**Problem to work on**: Output every entry exactly as written, but omit the pictures.

-*-*-

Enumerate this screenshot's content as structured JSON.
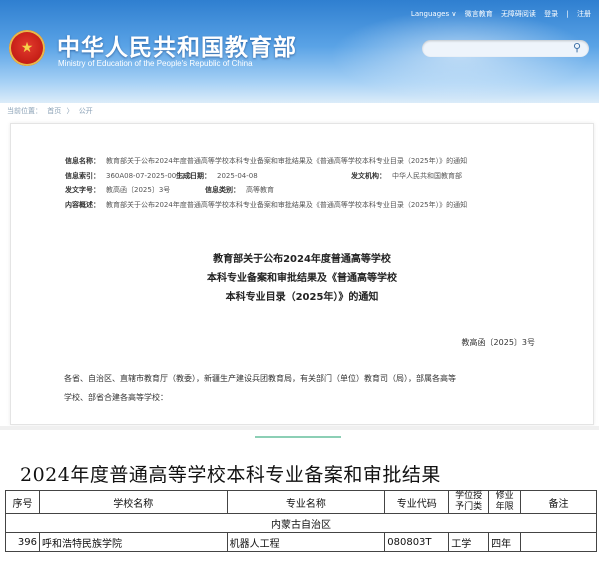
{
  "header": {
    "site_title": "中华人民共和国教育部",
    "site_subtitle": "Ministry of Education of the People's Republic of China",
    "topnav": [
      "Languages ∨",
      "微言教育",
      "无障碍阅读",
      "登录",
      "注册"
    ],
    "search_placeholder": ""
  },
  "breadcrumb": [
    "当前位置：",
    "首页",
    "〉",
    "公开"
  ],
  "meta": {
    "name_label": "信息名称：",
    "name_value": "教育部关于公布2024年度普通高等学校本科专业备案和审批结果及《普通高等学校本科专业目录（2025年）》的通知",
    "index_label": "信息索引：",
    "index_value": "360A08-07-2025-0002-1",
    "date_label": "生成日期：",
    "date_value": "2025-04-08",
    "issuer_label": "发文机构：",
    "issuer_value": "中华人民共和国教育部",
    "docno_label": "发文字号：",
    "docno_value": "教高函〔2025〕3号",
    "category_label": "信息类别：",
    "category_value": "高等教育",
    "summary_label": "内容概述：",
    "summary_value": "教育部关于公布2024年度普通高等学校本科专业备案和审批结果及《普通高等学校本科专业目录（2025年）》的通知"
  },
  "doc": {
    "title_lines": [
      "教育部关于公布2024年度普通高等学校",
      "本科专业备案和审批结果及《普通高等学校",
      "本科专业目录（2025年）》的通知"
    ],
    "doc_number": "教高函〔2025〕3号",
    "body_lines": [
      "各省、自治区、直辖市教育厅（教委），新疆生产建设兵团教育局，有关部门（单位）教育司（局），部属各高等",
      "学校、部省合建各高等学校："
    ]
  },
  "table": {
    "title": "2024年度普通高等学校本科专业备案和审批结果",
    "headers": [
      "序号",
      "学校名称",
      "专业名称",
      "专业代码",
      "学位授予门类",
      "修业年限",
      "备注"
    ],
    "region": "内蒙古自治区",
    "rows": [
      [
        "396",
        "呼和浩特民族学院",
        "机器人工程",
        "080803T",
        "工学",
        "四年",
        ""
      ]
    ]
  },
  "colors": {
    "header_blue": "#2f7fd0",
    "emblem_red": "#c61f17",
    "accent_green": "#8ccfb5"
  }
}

-*-*-

**Full solution**:
Enumerate this screenshot's content as structured JSON.
{
  "header": {
    "site_title": "中华人民共和国教育部",
    "site_subtitle": "Ministry of Education of the People's Republic of China",
    "topnav": [
      "Languages ∨",
      "微言教育",
      "无障碍阅读",
      "登录",
      "注册"
    ],
    "search_placeholder": ""
  },
  "breadcrumb": [
    "当前位置：",
    "首页",
    "〉",
    "公开"
  ],
  "meta": {
    "name_label": "信息名称：",
    "name_value": "教育部关于公布2024年度普通高等学校本科专业备案和审批结果及《普通高等学校本科专业目录（2025年）》的通知",
    "index_label": "信息索引：",
    "index_value": "360A08-07-2025-0002-1",
    "date_label": "生成日期：",
    "date_value": "2025-04-08",
    "issuer_label": "发文机构：",
    "issuer_value": "中华人民共和国教育部",
    "docno_label": "发文字号：",
    "docno_value": "教高函〔2025〕3号",
    "category_label": "信息类别：",
    "category_value": "高等教育",
    "summary_label": "内容概述：",
    "summary_value": "教育部关于公布2024年度普通高等学校本科专业备案和审批结果及《普通高等学校本科专业目录（2025年）》的通知"
  },
  "doc": {
    "title_lines": [
      "教育部关于公布2024年度普通高等学校",
      "本科专业备案和审批结果及《普通高等学校",
      "本科专业目录（2025年）》的通知"
    ],
    "doc_number": "教高函〔2025〕3号",
    "body_lines": [
      "各省、自治区、直辖市教育厅（教委），新疆生产建设兵团教育局，有关部门（单位）教育司（局），部属各高等",
      "学校、部省合建各高等学校："
    ]
  },
  "table": {
    "title": "2024年度普通高等学校本科专业备案和审批结果",
    "headers": [
      "序号",
      "学校名称",
      "专业名称",
      "专业代码",
      "学位授予门类",
      "修业年限",
      "备注"
    ],
    "region": "内蒙古自治区",
    "rows": [
      [
        "396",
        "呼和浩特民族学院",
        "机器人工程",
        "080803T",
        "工学",
        "四年",
        ""
      ]
    ]
  },
  "colors": {
    "header_blue": "#2f7fd0",
    "emblem_red": "#c61f17",
    "accent_green": "#8ccfb5"
  }
}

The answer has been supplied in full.